### Short exercise:
Track down each line that has the word "income" and copy it.

Rows from a dataset:
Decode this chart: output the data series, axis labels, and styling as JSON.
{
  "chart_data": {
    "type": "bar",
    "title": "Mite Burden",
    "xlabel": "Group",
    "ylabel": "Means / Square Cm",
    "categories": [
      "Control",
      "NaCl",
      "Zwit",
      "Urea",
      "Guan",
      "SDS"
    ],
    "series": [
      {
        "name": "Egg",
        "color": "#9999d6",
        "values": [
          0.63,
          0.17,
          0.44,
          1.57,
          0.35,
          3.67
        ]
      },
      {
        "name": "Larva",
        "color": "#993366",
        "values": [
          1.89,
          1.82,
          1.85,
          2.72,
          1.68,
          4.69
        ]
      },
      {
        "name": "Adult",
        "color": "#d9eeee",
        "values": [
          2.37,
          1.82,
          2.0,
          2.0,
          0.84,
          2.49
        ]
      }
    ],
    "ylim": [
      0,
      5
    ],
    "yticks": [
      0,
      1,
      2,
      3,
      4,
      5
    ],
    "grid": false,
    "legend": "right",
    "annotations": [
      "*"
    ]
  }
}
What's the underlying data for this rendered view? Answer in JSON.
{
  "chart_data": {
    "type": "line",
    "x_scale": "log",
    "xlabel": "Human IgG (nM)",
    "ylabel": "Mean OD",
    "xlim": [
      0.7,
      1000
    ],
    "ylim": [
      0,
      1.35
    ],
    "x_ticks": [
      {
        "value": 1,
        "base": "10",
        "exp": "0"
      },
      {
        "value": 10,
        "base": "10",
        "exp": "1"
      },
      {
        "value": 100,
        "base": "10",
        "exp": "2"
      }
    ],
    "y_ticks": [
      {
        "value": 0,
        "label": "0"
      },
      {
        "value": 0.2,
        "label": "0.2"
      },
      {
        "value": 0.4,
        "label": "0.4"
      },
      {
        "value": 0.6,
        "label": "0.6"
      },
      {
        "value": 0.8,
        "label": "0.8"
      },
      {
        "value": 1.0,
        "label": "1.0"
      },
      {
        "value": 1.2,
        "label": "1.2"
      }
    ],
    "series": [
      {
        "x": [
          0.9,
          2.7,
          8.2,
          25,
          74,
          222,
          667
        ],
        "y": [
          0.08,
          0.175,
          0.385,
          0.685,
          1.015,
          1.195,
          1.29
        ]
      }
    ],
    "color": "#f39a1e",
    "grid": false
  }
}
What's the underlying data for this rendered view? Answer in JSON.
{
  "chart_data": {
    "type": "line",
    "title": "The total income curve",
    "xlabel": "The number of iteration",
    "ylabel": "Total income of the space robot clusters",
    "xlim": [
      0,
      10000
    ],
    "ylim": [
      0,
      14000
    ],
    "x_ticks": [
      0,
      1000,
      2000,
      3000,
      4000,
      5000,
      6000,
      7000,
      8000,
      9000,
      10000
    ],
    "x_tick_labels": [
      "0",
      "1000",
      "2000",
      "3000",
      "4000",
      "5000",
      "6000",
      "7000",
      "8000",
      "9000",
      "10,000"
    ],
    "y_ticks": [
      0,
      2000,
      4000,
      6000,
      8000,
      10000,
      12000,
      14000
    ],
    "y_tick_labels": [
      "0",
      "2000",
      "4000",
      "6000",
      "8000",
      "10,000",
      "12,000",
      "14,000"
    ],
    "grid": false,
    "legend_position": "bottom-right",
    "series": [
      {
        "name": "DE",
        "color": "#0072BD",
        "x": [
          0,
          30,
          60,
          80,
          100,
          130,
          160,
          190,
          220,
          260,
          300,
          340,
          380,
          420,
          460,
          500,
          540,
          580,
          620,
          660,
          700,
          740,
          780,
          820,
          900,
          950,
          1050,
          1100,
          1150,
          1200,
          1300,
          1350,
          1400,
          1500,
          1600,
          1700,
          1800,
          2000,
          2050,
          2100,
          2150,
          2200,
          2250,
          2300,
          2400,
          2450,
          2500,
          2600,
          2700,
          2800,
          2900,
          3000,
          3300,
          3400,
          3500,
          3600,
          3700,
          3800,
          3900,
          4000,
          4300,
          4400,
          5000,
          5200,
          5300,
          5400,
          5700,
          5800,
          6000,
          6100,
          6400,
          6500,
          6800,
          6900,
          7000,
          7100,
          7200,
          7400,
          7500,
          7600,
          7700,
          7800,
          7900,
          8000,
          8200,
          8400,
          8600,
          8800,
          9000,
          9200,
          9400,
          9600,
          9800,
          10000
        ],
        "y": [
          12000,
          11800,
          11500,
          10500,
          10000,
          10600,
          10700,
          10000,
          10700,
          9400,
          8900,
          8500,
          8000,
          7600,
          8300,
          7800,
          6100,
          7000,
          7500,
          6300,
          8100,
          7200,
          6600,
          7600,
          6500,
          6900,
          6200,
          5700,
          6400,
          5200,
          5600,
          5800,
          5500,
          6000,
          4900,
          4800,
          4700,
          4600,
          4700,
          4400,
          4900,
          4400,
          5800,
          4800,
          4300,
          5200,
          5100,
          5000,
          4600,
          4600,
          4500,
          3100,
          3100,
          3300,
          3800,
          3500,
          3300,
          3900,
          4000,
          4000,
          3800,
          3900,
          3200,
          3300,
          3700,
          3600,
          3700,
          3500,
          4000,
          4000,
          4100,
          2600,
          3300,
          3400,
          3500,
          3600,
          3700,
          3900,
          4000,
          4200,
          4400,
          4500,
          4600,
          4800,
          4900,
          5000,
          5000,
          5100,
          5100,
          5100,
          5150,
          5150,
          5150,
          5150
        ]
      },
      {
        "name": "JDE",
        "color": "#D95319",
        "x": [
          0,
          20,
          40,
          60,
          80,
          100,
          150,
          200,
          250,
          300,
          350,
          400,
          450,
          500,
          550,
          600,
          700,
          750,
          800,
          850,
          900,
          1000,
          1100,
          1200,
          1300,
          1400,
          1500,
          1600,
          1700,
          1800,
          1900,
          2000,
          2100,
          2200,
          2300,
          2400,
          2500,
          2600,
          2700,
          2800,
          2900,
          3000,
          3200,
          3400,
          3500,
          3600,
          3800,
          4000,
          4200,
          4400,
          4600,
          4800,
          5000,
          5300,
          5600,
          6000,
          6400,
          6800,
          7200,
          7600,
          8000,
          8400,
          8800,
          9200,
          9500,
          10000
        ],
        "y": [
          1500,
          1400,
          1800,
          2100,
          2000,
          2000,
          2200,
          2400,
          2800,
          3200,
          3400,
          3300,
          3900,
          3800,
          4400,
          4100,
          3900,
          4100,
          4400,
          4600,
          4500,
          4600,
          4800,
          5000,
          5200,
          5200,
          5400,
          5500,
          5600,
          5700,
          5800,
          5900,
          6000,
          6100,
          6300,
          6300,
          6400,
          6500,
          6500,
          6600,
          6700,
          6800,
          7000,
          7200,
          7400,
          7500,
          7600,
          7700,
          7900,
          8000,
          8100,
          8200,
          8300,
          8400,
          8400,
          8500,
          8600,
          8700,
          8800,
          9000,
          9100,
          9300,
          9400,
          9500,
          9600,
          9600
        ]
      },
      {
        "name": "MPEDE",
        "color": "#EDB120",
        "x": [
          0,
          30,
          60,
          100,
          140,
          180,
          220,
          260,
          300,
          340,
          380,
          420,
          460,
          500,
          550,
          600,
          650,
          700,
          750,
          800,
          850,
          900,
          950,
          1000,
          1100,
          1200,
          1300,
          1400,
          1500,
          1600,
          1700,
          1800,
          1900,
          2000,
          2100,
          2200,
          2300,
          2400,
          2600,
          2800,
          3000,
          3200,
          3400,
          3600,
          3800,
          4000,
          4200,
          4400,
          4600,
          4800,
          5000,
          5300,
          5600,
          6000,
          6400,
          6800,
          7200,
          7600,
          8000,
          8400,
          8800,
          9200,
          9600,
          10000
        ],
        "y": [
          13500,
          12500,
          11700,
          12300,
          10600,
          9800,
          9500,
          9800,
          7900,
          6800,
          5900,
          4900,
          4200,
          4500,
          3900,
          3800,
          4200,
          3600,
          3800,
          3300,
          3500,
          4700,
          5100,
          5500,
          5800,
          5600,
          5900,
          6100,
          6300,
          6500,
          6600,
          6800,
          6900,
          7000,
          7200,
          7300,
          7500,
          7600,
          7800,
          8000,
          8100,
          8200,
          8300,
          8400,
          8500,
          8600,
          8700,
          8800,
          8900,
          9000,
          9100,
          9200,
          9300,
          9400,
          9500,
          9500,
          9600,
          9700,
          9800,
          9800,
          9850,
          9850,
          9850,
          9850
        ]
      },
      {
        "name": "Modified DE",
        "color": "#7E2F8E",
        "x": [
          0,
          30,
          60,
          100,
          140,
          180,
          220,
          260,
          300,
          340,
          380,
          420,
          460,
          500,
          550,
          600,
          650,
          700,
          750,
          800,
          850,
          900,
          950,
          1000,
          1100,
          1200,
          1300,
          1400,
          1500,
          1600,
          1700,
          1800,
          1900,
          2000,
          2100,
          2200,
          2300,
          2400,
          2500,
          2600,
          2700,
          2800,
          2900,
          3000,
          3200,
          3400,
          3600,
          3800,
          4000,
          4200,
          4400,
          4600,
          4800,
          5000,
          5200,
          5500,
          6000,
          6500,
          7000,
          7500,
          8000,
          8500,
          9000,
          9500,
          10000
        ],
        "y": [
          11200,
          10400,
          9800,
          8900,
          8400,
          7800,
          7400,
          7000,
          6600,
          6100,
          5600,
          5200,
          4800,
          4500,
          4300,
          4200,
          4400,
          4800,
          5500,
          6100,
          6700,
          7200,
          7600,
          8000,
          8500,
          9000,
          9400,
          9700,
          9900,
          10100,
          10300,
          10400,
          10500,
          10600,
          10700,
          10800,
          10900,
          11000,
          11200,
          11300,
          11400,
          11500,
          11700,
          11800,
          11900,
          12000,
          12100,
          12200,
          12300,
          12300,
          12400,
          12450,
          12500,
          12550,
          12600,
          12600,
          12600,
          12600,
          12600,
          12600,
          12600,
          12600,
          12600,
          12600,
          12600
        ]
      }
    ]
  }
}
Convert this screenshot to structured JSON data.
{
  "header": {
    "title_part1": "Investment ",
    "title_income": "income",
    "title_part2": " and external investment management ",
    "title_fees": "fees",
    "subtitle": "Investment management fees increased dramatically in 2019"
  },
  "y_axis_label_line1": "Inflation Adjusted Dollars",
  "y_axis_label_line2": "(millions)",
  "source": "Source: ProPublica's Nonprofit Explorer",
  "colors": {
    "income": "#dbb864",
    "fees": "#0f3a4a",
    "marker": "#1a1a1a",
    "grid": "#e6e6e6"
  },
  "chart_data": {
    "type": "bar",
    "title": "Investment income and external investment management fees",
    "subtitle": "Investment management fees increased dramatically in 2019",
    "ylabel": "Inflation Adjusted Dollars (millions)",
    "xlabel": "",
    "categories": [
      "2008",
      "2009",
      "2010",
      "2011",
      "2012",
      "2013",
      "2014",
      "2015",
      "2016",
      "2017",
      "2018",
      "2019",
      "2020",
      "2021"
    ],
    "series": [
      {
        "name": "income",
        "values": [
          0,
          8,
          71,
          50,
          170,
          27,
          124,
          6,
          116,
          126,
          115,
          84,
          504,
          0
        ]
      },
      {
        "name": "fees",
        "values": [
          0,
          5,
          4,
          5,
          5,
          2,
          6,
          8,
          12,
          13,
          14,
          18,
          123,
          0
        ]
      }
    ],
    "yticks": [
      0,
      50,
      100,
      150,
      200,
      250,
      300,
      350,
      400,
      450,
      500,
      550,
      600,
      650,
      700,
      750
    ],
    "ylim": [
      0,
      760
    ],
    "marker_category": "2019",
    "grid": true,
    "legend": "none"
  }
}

### Task output:
    "title": "The total income curve",
    "ylabel": "Total income of the space robot clusters",
    "title_income": "income",
    "income": "#dbb864",
    "title": "Investment income and external investment management fees",
        "name": "income",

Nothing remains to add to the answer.